§ **Task instructions**
1 – In the text on clock tree synthesis, from what does a star CTS distribute the clock signal?
2 – Reproduce the passage of the clock tree synthesis text between "Balanced Tree CTS: The" and "as other methods.", inclusive.

§ **Text block**
/---

Since there were no timing violations, I skipped this step.Since clock is propagated only once we do CTS, In placement stage, clock is considered to be ideal. So only setup slack is taken into consideration before CTS.

The clock is produced by a PLL (Phase-Locked Loop) that contains internal circuits and some logic. The generation of the clock can vary depending on the specific circuit configuration. These variations are collectively referred to as "clock uncertainty." Within clock uncertainty, one of the factors is jitter, which means there's uncertainty about whether the clock will arrive precisely on time without any deviation. This is why it's called "clock uncertainty." Skew, jitter, and margin are all aspects that contribute to this uncertainty in the timing of the clock signal.

Clock Jitter : deviation of clock edge from its original position

Clock tree synthesis TritonCTS and signal integrity

Clock Tree Synthesis (CTS) plays a vital role in the creation of integrated circuits (ICs), particularly in the realm of digital electronics, where precise timing is of utmost importance. CTS involves the establishment of an organized network or structure of pathways for distributing the clock signal within the IC. This meticulous process guarantees that the clock signal effectively reaches all the sequential components, such as flip-flops and registers, in a synchronized and punctual fashion.

It can be implemeted in various ways and the choice of the specific technique depends on the design requirements, constraints, and goals.
Some of the different types of approches to clock tree synthesis are:

Balanced Tree CTS: The clock signal is spread out evenly, like branches of a tree. This helps ensure that all parts of the chip get the clock at about the same time, reducing timing problems. It's a straightforward method, but it might not save as much power as other methods.
H-tree CTS: It is like a tree shape with the letter "H." It's great for spreading out clock signals across big chips. This tree structure helps make sure the timing is good and saves power, especially in large areas of the chip.
Star CTS: In a star CTS, the clock signal is distributed from a single central point (like a star) to all the flip-flops. This approach simplifies clock distribution and minimizes clock skew but may require a higher number of buffers near the source.

\---

§ **Dataset**
/---

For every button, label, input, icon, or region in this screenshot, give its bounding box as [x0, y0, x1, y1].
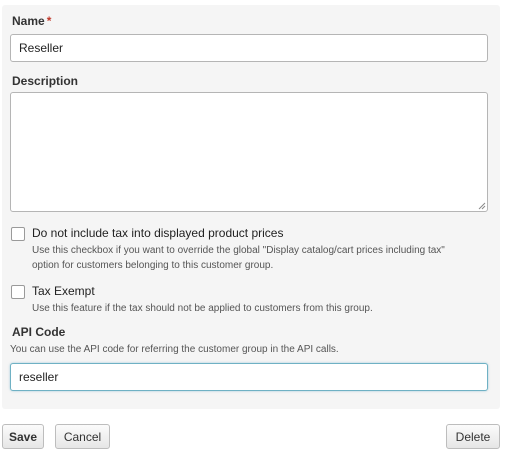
description-wrapper — [10, 92, 488, 212]
resize-grip-icon[interactable] — [478, 202, 486, 210]
name-field-label: Name * — [12, 14, 51, 28]
tax-display-checkbox[interactable] — [11, 227, 25, 241]
delete-button[interactable]: Delete — [446, 424, 500, 449]
tax-exempt-checkbox[interactable] — [11, 285, 25, 299]
name-label-text: Name — [12, 14, 45, 28]
customer-group-form-panel: Name* Description Do not include tax int… — [2, 5, 500, 409]
tax-display-help-line2: option for customers belonging to this c… — [32, 260, 274, 271]
tax-display-checkbox-label[interactable]: Do not include tax into displayed produc… — [32, 226, 283, 240]
name-input[interactable] — [10, 34, 488, 62]
description-textarea[interactable] — [10, 92, 488, 212]
api-code-label: API Code — [12, 325, 66, 339]
tax-exempt-help: Use this feature if the tax should not b… — [32, 303, 373, 314]
required-marker: * — [46, 14, 52, 28]
tax-exempt-checkbox-label[interactable]: Tax Exempt — [32, 284, 95, 298]
tax-display-help-line1: Use this checkbox if you want to overrid… — [32, 245, 445, 256]
description-label: Description — [12, 74, 79, 88]
save-button[interactable]: Save — [2, 424, 44, 449]
cancel-button[interactable]: Cancel — [55, 424, 110, 449]
api-code-help: You can use the API code for referring t… — [10, 344, 339, 355]
api-code-input[interactable] — [10, 363, 488, 391]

\---

§ **Outputs for the tasks**
1 – From a single central point.

2 –
Balanced Tree CTS: The clock signal is spread out evenly, like branches of a tree. This helps ensure that all parts of the chip get the clock at about the same time, reducing timing problems. It's a straightforward method, but it might not save as much power as other methods.